## JOB
Copy every one of the following rows verbatim, with no changes at all.

## SOURCE RECORDS

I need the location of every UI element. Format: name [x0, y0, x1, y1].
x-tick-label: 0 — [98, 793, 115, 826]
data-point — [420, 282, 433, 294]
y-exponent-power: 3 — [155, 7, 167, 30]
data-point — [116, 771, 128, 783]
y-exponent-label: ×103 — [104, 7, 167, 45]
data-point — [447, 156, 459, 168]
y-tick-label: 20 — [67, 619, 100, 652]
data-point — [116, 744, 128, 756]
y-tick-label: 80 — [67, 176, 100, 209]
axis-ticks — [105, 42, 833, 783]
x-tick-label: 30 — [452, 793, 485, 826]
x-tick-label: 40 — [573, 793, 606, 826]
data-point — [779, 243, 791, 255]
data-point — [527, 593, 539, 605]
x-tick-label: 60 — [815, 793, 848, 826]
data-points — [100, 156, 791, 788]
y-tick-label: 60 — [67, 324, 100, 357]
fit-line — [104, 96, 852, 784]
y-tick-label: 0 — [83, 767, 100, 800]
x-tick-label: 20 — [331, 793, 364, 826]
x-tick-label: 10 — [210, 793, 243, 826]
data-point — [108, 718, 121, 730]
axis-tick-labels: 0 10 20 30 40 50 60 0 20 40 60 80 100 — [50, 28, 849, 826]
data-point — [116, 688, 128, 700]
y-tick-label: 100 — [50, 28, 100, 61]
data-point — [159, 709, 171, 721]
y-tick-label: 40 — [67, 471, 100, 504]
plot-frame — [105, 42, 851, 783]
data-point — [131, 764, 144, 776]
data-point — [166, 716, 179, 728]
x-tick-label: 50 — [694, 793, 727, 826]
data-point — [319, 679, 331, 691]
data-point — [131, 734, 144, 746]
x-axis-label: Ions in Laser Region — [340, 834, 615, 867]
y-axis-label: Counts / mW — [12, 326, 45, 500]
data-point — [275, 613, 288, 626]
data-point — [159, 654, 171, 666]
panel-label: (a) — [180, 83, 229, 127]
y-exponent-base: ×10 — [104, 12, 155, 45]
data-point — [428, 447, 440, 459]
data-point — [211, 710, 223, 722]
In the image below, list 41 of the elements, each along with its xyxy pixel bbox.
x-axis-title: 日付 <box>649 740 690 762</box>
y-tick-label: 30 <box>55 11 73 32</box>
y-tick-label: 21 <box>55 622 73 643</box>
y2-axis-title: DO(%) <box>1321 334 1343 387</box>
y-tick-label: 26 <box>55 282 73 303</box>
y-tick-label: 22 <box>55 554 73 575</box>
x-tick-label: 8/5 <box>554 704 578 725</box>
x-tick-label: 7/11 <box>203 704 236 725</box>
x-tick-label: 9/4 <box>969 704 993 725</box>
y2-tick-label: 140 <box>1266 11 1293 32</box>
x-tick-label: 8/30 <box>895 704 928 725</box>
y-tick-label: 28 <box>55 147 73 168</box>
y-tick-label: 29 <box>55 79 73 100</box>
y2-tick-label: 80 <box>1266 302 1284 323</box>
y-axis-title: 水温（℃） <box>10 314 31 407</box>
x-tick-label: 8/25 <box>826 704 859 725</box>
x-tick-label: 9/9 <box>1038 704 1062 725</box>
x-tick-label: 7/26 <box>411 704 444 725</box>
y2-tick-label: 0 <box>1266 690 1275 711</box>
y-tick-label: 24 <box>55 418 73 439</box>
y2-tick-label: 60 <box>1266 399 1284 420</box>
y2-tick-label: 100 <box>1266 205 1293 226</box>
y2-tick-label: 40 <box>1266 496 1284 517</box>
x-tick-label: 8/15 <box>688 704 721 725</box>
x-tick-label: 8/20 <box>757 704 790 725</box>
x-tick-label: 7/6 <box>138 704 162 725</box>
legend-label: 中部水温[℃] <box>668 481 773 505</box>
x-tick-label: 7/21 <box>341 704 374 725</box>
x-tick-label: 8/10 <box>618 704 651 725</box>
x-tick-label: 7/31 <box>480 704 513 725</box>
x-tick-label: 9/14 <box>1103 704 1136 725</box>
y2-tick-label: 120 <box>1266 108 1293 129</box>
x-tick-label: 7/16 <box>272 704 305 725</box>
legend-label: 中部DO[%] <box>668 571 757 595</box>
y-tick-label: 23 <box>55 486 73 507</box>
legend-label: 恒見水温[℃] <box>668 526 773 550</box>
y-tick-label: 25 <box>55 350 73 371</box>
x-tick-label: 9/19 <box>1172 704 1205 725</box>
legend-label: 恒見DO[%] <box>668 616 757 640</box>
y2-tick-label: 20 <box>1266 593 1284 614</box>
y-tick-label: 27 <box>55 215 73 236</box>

## THE COMPLETED TASK
I need the location of every UI element. Format: name [x0, y0, x1, y1].
x-tick-label: 0 — [98, 793, 115, 826]
data-point — [420, 282, 433, 294]
y-exponent-power: 3 — [155, 7, 167, 30]
data-point — [116, 771, 128, 783]
y-exponent-label: ×103 — [104, 7, 167, 45]
data-point — [447, 156, 459, 168]
y-tick-label: 20 — [67, 619, 100, 652]
data-point — [116, 744, 128, 756]
y-tick-label: 80 — [67, 176, 100, 209]
axis-ticks — [105, 42, 833, 783]
x-tick-label: 30 — [452, 793, 485, 826]
x-tick-label: 40 — [573, 793, 606, 826]
data-point — [779, 243, 791, 255]
data-point — [527, 593, 539, 605]
x-tick-label: 60 — [815, 793, 848, 826]
data-points — [100, 156, 791, 788]
y-tick-label: 60 — [67, 324, 100, 357]
fit-line — [104, 96, 852, 784]
y-tick-label: 0 — [83, 767, 100, 800]
x-tick-label: 20 — [331, 793, 364, 826]
x-tick-label: 10 — [210, 793, 243, 826]
data-point — [108, 718, 121, 730]
axis-tick-labels: 0 10 20 30 40 50 60 0 20 40 60 80 100 — [50, 28, 849, 826]
data-point — [116, 688, 128, 700]
y-tick-label: 100 — [50, 28, 100, 61]
data-point — [159, 709, 171, 721]
y-tick-label: 40 — [67, 471, 100, 504]
plot-frame — [105, 42, 851, 783]
data-point — [131, 764, 144, 776]
data-point — [166, 716, 179, 728]
x-tick-label: 50 — [694, 793, 727, 826]
data-point — [319, 679, 331, 691]
data-point — [131, 734, 144, 746]
x-axis-label: Ions in Laser Region — [340, 834, 615, 867]
y-axis-label: Counts / mW — [12, 326, 45, 500]
data-point — [275, 613, 288, 626]
data-point — [159, 654, 171, 666]
panel-label: (a) — [180, 83, 229, 127]
y-exponent-base: ×10 — [104, 12, 155, 45]
data-point — [428, 447, 440, 459]
data-point — [211, 710, 223, 722]
In the image below, list 41 of the elements, each along with its xyxy pixel bbox.
x-axis-title: 日付 <box>649 740 690 762</box>
y-tick-label: 30 <box>55 11 73 32</box>
y-tick-label: 21 <box>55 622 73 643</box>
y2-axis-title: DO(%) <box>1321 334 1343 387</box>
y-tick-label: 26 <box>55 282 73 303</box>
y-tick-label: 22 <box>55 554 73 575</box>
x-tick-label: 8/5 <box>554 704 578 725</box>
x-tick-label: 7/11 <box>203 704 236 725</box>
x-tick-label: 9/4 <box>969 704 993 725</box>
y2-tick-label: 140 <box>1266 11 1293 32</box>
x-tick-label: 8/30 <box>895 704 928 725</box>
y-tick-label: 28 <box>55 147 73 168</box>
y-tick-label: 29 <box>55 79 73 100</box>
y2-tick-label: 80 <box>1266 302 1284 323</box>
y-axis-title: 水温（℃） <box>10 314 31 407</box>
x-tick-label: 8/25 <box>826 704 859 725</box>
x-tick-label: 9/9 <box>1038 704 1062 725</box>
x-tick-label: 7/26 <box>411 704 444 725</box>
y2-tick-label: 0 <box>1266 690 1275 711</box>
y-tick-label: 24 <box>55 418 73 439</box>
y2-tick-label: 60 <box>1266 399 1284 420</box>
y2-tick-label: 100 <box>1266 205 1293 226</box>
y2-tick-label: 40 <box>1266 496 1284 517</box>
x-tick-label: 8/15 <box>688 704 721 725</box>
x-tick-label: 8/20 <box>757 704 790 725</box>
x-tick-label: 7/6 <box>138 704 162 725</box>
legend-label: 中部水温[℃] <box>668 481 773 505</box>
x-tick-label: 7/21 <box>341 704 374 725</box>
x-tick-label: 8/10 <box>618 704 651 725</box>
x-tick-label: 7/31 <box>480 704 513 725</box>
x-tick-label: 9/14 <box>1103 704 1136 725</box>
y2-tick-label: 120 <box>1266 108 1293 129</box>
x-tick-label: 7/16 <box>272 704 305 725</box>
legend-label: 中部DO[%] <box>668 571 757 595</box>
y-tick-label: 23 <box>55 486 73 507</box>
legend-label: 恒見水温[℃] <box>668 526 773 550</box>
y-tick-label: 25 <box>55 350 73 371</box>
x-tick-label: 9/19 <box>1172 704 1205 725</box>
legend-label: 恒見DO[%] <box>668 616 757 640</box>
y2-tick-label: 20 <box>1266 593 1284 614</box>
y-tick-label: 27 <box>55 215 73 236</box>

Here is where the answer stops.